**Given problem**
Go through the entries below and collect each line with the string "Spain" in it.

****************************************

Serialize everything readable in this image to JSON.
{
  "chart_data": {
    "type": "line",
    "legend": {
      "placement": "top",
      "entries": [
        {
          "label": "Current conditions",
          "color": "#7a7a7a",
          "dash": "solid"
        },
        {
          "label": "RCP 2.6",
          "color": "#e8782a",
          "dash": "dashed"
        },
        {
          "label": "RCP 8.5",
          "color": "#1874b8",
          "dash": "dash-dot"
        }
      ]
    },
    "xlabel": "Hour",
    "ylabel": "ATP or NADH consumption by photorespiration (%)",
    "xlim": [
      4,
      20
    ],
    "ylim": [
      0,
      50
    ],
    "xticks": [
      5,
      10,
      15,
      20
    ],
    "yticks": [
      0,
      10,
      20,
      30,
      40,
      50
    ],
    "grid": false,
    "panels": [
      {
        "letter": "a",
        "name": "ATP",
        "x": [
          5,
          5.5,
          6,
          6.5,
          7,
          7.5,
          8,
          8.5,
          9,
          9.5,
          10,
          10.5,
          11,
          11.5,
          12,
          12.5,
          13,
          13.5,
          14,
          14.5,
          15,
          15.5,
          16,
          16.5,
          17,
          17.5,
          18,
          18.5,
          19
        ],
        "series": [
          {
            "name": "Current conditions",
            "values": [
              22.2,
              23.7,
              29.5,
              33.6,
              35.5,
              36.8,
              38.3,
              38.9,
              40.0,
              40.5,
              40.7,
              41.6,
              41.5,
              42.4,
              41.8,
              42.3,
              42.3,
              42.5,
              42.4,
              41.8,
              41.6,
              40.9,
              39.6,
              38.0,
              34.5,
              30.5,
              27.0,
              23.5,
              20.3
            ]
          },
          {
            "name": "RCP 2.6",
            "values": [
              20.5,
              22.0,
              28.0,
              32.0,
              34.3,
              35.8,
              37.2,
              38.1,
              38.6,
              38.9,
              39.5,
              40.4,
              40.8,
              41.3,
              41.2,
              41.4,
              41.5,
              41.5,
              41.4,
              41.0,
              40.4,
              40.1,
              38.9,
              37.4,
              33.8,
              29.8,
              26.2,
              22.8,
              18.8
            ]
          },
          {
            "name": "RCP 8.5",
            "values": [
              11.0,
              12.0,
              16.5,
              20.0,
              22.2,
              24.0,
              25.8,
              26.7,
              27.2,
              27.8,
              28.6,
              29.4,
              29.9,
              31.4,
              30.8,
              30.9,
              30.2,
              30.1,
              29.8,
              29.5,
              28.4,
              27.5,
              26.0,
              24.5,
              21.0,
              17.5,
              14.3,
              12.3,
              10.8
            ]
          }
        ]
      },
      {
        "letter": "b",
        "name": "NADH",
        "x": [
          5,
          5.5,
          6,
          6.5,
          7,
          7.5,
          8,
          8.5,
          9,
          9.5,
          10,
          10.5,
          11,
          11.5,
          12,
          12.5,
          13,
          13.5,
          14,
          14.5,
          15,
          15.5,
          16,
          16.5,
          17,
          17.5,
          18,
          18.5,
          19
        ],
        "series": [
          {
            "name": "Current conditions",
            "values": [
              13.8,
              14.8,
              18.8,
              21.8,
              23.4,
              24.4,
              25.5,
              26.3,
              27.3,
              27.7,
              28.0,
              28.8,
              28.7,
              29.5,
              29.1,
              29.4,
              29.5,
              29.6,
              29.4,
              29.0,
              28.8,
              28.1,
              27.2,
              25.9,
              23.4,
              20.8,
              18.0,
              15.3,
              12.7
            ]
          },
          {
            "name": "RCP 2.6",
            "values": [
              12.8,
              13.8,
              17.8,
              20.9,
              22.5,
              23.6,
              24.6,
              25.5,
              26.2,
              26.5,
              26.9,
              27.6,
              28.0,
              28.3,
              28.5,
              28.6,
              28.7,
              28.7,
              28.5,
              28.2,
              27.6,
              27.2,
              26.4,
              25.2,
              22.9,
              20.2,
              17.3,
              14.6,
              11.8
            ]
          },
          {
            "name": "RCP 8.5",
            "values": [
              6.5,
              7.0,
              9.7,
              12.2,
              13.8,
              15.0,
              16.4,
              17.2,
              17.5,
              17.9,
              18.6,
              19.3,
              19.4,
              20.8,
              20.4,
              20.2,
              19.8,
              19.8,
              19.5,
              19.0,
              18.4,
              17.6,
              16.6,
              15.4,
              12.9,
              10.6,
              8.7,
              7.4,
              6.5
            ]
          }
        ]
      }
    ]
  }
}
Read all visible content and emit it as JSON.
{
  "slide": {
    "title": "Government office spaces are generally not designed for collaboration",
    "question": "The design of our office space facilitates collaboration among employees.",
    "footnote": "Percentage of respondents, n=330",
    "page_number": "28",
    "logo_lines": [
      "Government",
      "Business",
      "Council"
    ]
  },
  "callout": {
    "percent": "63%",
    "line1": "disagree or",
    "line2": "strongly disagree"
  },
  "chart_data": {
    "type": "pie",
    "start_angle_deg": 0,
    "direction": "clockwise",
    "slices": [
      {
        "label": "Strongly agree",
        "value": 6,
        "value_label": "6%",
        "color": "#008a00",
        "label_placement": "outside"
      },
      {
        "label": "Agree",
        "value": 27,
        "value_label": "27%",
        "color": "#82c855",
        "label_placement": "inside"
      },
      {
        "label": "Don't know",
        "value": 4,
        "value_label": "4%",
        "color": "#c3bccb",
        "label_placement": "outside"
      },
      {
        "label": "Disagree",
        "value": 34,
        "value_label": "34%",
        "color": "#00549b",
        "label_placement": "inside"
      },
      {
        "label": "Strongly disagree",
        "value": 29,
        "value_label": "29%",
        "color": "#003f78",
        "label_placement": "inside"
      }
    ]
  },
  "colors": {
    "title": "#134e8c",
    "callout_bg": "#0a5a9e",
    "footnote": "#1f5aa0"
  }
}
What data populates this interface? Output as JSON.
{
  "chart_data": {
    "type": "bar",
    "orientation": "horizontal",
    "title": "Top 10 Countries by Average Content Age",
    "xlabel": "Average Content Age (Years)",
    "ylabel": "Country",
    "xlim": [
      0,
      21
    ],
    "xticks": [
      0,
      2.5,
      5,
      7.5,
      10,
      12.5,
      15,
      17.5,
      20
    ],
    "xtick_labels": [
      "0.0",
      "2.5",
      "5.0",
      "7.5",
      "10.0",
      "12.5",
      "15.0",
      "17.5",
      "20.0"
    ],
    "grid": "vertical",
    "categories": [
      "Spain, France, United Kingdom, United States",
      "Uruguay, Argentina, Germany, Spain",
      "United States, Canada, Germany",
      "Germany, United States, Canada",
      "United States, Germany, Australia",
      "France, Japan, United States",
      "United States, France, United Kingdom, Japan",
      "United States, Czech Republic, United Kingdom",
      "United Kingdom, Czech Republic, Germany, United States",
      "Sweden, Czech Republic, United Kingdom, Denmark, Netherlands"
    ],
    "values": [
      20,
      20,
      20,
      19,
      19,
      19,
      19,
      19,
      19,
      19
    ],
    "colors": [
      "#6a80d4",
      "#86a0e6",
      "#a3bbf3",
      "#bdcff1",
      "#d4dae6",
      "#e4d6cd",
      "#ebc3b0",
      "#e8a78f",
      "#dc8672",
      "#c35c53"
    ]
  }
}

****************************************

**Output for this exercise**
      "Spain, France, United Kingdom, United States",
      "Uruguay, Argentina, Germany, Spain",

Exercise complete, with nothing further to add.